Exercise prompt: Copy all of the material word for word, except for the pictures.

Stored records:
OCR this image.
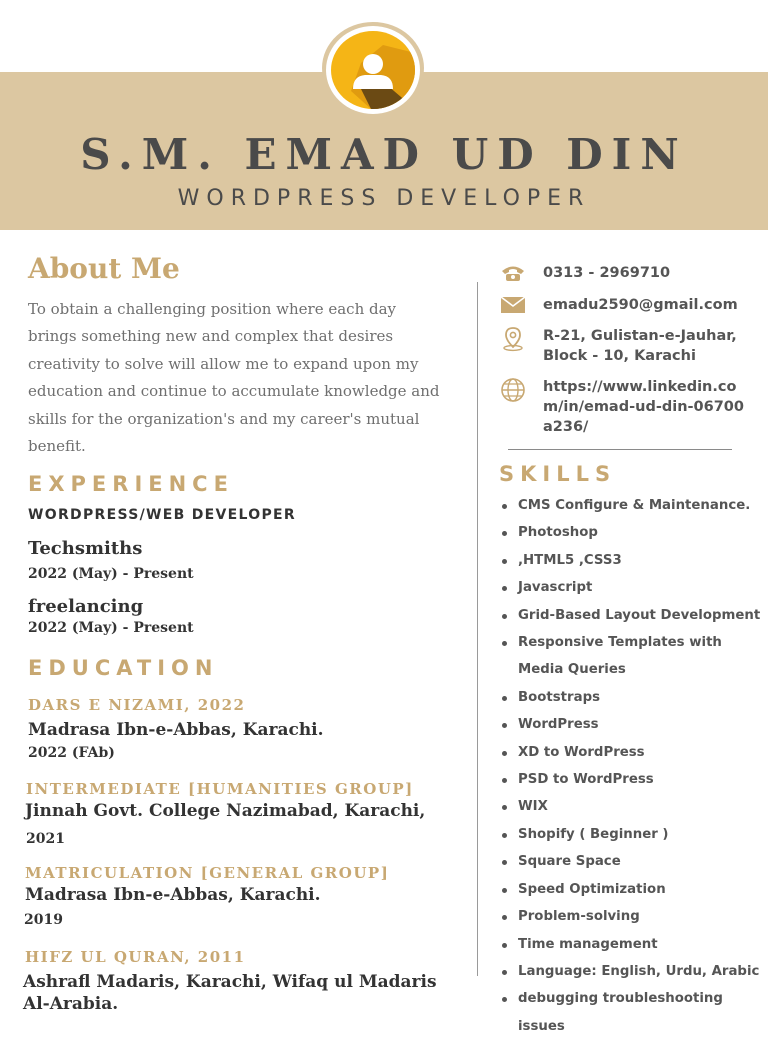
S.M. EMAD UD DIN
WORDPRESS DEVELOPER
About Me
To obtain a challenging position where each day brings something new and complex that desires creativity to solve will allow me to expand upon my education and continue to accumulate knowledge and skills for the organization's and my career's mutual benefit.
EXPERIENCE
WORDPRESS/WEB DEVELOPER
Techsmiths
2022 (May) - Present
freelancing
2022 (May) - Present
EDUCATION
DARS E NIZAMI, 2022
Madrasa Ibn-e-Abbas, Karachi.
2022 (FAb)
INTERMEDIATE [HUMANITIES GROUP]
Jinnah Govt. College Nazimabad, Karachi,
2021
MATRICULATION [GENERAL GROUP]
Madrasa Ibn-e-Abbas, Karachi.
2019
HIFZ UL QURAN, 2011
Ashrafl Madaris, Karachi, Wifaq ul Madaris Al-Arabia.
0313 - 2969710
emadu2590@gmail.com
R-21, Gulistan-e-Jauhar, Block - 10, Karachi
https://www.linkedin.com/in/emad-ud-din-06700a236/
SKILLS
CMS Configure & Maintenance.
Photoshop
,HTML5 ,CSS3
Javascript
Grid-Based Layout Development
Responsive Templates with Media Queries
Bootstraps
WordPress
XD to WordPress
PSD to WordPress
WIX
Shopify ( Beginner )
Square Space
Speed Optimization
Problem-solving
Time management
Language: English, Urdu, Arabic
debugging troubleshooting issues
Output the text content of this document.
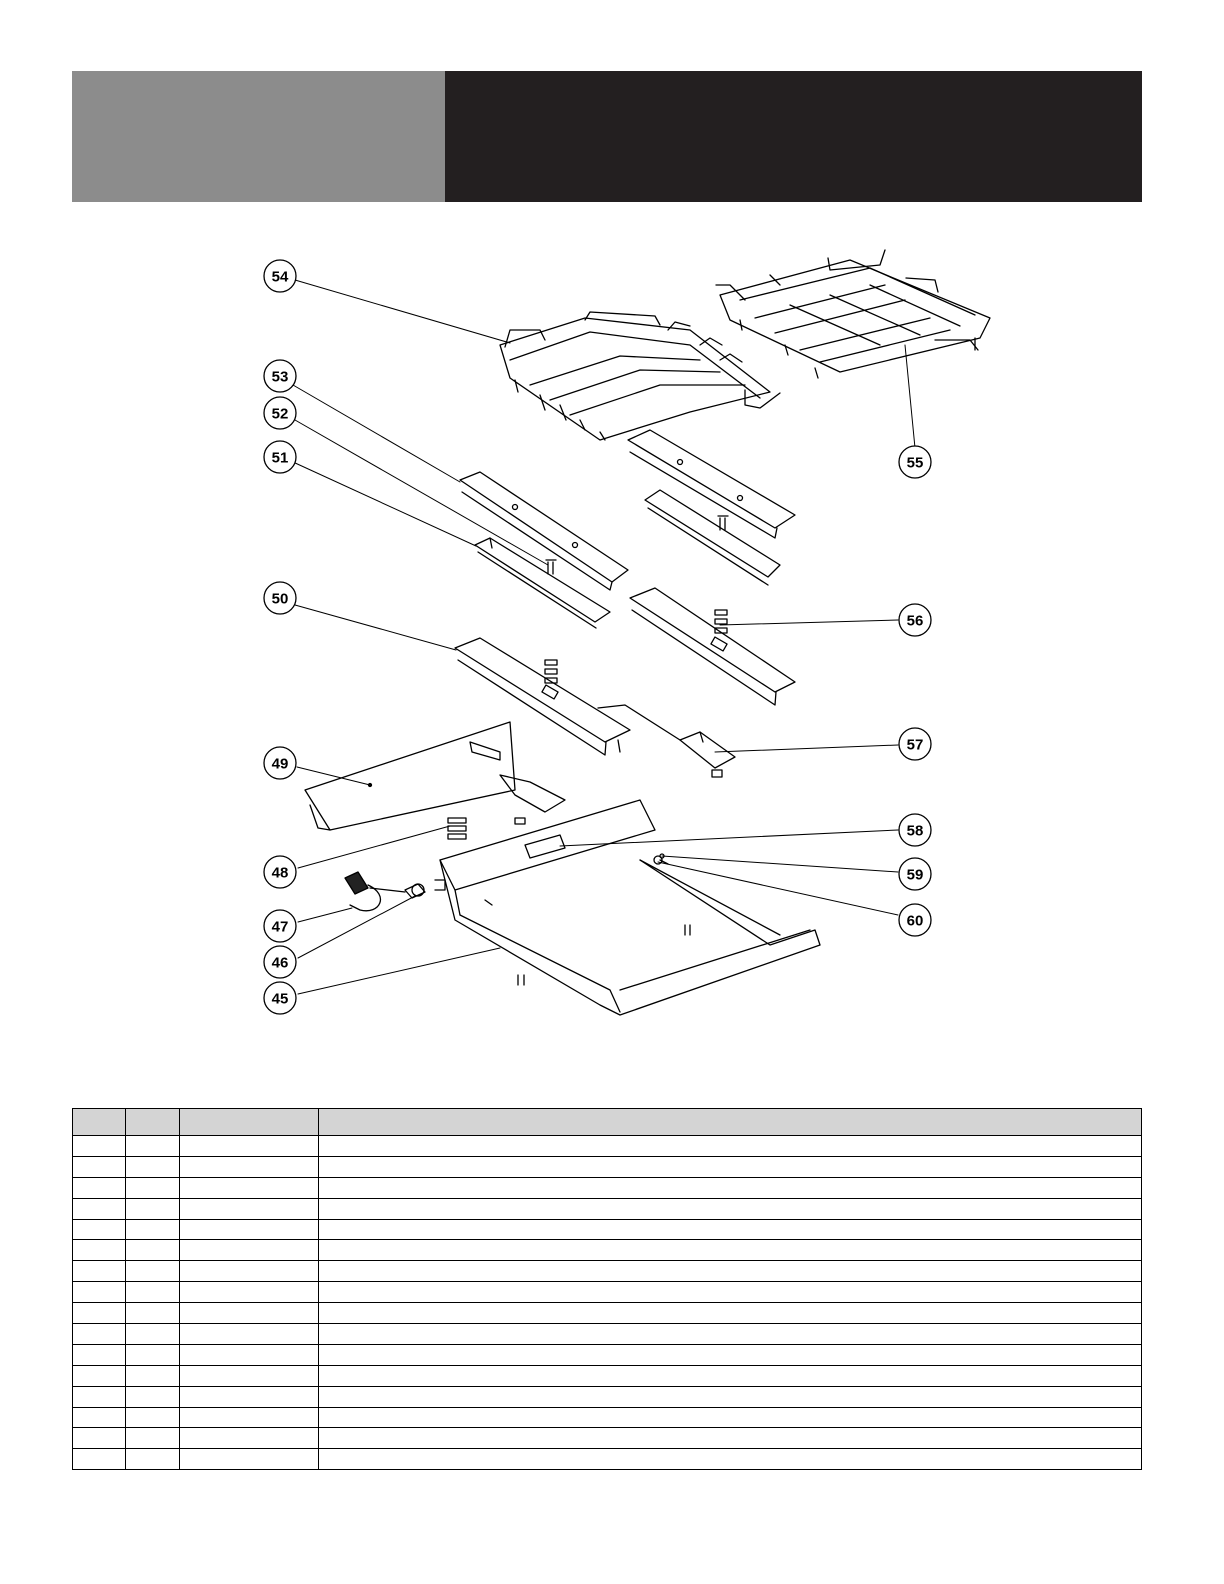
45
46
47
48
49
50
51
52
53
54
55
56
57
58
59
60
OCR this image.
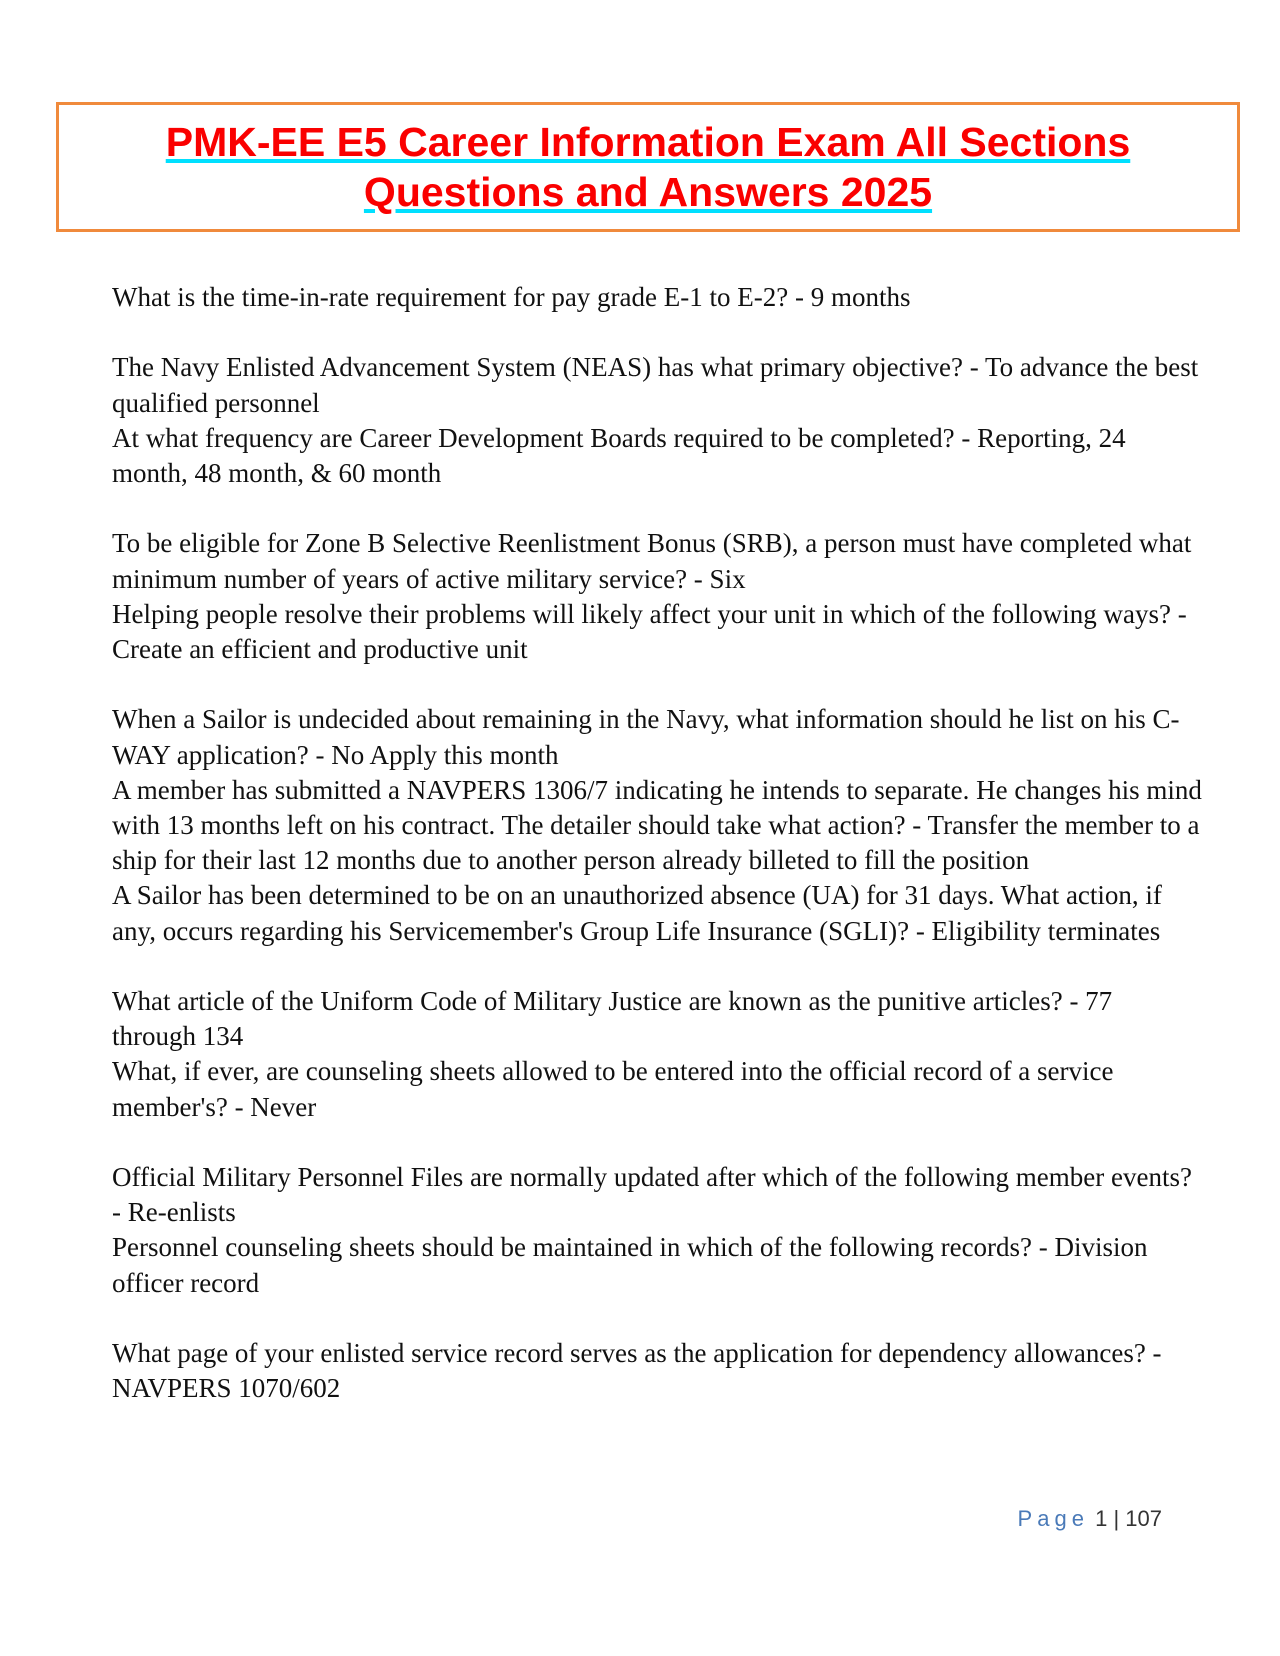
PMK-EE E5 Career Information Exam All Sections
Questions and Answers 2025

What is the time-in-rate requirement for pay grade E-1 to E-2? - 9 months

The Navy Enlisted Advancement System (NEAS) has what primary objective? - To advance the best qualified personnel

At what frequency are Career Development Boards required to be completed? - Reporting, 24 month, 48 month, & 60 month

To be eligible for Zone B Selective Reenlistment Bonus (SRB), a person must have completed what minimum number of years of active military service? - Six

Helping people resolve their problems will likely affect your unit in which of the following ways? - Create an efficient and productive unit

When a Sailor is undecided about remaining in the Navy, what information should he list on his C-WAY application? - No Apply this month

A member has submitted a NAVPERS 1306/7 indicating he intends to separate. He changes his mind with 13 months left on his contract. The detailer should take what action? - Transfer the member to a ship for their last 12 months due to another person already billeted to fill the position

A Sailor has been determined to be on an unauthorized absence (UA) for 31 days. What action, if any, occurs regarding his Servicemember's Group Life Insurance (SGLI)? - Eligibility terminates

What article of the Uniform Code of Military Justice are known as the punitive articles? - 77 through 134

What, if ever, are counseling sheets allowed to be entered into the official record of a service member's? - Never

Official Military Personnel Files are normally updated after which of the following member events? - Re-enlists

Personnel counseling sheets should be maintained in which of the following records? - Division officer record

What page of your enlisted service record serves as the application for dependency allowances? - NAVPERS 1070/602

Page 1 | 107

Task response:
OCR this image.
S.M. EMAD UD DIN
WORDPRESS DEVELOPER
About Me
To obtain a challenging position where each day brings something new and complex that desires creativity to solve will allow me to expand upon my education and continue to accumulate knowledge and skills for the organization's and my career's mutual benefit.
EXPERIENCE
WORDPRESS/WEB DEVELOPER
Techsmiths
2022 (May) - Present
freelancing
2022 (May) - Present
EDUCATION
DARS E NIZAMI, 2022
Madrasa Ibn-e-Abbas, Karachi.
2022 (FAb)
INTERMEDIATE [HUMANITIES GROUP]
Jinnah Govt. College Nazimabad, Karachi,
2021
MATRICULATION [GENERAL GROUP]
Madrasa Ibn-e-Abbas, Karachi.
2019
HIFZ UL QURAN, 2011
Ashrafl Madaris, Karachi, Wifaq ul Madaris Al-Arabia.
0313 - 2969710
emadu2590@gmail.com
R-21, Gulistan-e-Jauhar, Block - 10, Karachi
https://www.linkedin.com/in/emad-ud-din-06700a236/
SKILLS
CMS Configure & Maintenance.
Photoshop
,HTML5 ,CSS3
Javascript
Grid-Based Layout Development
Responsive Templates with Media Queries
Bootstraps
WordPress
XD to WordPress
PSD to WordPress
WIX
Shopify ( Beginner )
Square Space
Speed Optimization
Problem-solving
Time management
Language: English, Urdu, Arabic
debugging troubleshooting issues
Output the text content of this document.
45
46
47
48
49
50
51
52
53
54
55
56
57
58
59
60
OCR this image.
PMK-EE E5 Career Information Exam All Sections
Questions and Answers 2025

What is the time-in-rate requirement for pay grade E-1 to E-2? - 9 months

The Navy Enlisted Advancement System (NEAS) has what primary objective? - To advance the best qualified personnel

At what frequency are Career Development Boards required to be completed? - Reporting, 24 month, 48 month, & 60 month

To be eligible for Zone B Selective Reenlistment Bonus (SRB), a person must have completed what minimum number of years of active military service? - Six

Helping people resolve their problems will likely affect your unit in which of the following ways? - Create an efficient and productive unit

When a Sailor is undecided about remaining in the Navy, what information should he list on his C-WAY application? - No Apply this month

A member has submitted a NAVPERS 1306/7 indicating he intends to separate. He changes his mind with 13 months left on his contract. The detailer should take what action? - Transfer the member to a ship for their last 12 months due to another person already billeted to fill the position

A Sailor has been determined to be on an unauthorized absence (UA) for 31 days. What action, if any, occurs regarding his Servicemember's Group Life Insurance (SGLI)? - Eligibility terminates

What article of the Uniform Code of Military Justice are known as the punitive articles? - 77 through 134

What, if ever, are counseling sheets allowed to be entered into the official record of a service member's? - Never

Official Military Personnel Files are normally updated after which of the following member events? - Re-enlists

Personnel counseling sheets should be maintained in which of the following records? - Division officer record

What page of your enlisted service record serves as the application for dependency allowances? - NAVPERS 1070/602

Page 1 | 107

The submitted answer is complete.